:: WHAT THE TASK REQUIRES ::
Find the string "Belfast" in the records. Copy every line it appears in.

Records from a collection

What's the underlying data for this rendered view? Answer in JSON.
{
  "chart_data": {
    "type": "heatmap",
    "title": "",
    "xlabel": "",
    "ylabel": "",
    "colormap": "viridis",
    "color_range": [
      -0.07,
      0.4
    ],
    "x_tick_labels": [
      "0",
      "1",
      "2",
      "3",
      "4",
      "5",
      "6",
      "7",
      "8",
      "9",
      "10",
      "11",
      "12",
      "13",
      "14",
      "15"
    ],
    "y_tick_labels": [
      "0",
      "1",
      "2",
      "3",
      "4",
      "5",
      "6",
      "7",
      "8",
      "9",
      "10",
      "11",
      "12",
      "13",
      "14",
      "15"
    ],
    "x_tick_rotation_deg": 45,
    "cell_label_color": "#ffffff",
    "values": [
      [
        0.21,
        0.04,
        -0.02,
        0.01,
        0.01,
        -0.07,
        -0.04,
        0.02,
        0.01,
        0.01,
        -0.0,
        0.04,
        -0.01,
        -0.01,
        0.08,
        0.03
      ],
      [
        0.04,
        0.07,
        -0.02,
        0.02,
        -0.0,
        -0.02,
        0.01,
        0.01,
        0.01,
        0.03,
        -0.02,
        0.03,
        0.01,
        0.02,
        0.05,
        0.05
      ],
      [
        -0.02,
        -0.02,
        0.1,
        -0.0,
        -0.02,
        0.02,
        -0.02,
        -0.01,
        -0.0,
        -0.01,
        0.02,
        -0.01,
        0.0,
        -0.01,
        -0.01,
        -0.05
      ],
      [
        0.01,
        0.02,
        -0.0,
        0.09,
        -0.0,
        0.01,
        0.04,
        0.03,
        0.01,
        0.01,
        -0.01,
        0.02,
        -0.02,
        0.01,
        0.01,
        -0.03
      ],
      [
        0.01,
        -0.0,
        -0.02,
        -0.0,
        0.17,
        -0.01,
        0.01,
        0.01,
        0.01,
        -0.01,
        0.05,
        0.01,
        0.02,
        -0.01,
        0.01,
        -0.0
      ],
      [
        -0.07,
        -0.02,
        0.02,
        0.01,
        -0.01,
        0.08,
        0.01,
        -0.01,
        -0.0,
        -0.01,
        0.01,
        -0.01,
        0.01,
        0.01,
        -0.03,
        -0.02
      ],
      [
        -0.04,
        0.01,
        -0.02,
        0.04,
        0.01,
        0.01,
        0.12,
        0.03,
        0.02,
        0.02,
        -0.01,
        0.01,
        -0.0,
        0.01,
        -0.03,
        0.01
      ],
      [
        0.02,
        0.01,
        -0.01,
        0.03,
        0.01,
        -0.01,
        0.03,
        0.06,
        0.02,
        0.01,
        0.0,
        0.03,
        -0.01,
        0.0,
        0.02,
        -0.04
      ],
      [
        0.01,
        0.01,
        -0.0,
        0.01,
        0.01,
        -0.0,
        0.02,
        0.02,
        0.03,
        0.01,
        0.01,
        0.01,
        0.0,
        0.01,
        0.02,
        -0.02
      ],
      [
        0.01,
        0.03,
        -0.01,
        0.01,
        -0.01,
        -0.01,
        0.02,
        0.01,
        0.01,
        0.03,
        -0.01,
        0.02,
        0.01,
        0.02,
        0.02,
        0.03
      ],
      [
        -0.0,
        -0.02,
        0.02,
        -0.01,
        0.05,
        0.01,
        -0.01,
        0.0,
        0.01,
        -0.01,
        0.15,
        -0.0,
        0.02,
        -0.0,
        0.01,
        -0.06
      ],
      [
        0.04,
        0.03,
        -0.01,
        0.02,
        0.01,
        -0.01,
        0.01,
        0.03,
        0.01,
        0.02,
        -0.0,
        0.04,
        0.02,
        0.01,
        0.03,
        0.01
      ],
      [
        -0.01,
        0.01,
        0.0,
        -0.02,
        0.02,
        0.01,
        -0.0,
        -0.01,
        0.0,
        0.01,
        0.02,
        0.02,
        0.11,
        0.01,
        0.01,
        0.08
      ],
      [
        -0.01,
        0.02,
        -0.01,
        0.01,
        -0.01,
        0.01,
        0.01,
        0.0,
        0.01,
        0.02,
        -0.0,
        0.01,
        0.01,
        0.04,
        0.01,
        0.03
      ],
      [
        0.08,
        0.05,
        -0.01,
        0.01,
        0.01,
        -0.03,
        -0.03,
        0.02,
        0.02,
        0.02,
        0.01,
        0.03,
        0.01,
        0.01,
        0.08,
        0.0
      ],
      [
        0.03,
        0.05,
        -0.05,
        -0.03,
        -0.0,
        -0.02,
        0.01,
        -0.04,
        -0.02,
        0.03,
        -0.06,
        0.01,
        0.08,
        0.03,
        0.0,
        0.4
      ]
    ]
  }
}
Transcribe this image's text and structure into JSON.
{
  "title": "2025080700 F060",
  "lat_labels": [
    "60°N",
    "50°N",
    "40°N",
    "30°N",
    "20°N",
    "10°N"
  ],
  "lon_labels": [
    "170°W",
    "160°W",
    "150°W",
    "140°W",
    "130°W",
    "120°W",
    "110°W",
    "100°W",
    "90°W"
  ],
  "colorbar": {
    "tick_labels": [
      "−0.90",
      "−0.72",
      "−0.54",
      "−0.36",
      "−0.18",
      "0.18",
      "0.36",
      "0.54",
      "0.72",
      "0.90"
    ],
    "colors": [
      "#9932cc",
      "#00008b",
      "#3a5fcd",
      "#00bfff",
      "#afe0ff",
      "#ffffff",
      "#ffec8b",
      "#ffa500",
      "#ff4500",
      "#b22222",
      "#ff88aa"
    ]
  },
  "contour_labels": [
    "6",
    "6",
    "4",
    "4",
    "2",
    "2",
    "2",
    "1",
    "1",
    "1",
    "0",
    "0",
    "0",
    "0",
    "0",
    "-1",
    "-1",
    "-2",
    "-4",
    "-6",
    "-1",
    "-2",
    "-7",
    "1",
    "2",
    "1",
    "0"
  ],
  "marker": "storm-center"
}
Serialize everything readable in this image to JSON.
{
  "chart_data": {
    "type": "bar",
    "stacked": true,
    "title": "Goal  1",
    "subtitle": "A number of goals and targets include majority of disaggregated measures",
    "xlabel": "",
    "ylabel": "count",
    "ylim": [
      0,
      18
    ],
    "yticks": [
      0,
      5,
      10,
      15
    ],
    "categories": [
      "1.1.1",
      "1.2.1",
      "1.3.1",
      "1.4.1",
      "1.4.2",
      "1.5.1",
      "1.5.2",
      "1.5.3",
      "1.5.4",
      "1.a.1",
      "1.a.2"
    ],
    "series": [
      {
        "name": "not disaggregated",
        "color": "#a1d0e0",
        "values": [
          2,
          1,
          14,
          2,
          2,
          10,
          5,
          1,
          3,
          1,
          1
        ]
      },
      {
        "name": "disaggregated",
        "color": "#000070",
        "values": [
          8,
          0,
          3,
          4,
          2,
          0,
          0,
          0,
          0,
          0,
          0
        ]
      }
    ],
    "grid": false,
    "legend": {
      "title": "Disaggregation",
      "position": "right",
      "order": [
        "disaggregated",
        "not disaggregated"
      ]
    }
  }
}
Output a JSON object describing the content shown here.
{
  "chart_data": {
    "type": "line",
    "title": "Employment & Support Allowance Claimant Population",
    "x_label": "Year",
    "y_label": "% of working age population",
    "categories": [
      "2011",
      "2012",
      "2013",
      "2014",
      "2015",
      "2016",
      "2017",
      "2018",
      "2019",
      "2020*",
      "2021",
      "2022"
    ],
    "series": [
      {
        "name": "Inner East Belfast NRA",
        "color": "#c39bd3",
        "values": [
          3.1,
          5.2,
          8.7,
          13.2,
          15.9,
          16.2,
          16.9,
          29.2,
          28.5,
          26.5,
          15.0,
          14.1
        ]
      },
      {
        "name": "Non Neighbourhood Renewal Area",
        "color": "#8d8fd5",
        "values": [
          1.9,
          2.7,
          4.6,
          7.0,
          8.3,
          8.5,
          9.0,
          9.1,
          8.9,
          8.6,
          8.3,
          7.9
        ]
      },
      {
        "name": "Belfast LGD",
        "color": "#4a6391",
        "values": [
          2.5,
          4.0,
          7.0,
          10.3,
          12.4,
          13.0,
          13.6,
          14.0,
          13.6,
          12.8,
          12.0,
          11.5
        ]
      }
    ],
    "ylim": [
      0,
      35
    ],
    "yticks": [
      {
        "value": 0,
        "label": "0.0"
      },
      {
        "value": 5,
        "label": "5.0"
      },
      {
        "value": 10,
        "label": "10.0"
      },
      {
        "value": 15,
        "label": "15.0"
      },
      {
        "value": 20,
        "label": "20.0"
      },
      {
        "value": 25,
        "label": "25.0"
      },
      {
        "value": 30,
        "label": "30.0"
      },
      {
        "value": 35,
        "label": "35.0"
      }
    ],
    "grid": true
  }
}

:: COMPLETED TASK ::
        "name": "Inner East Belfast NRA",
        "name": "Belfast LGD",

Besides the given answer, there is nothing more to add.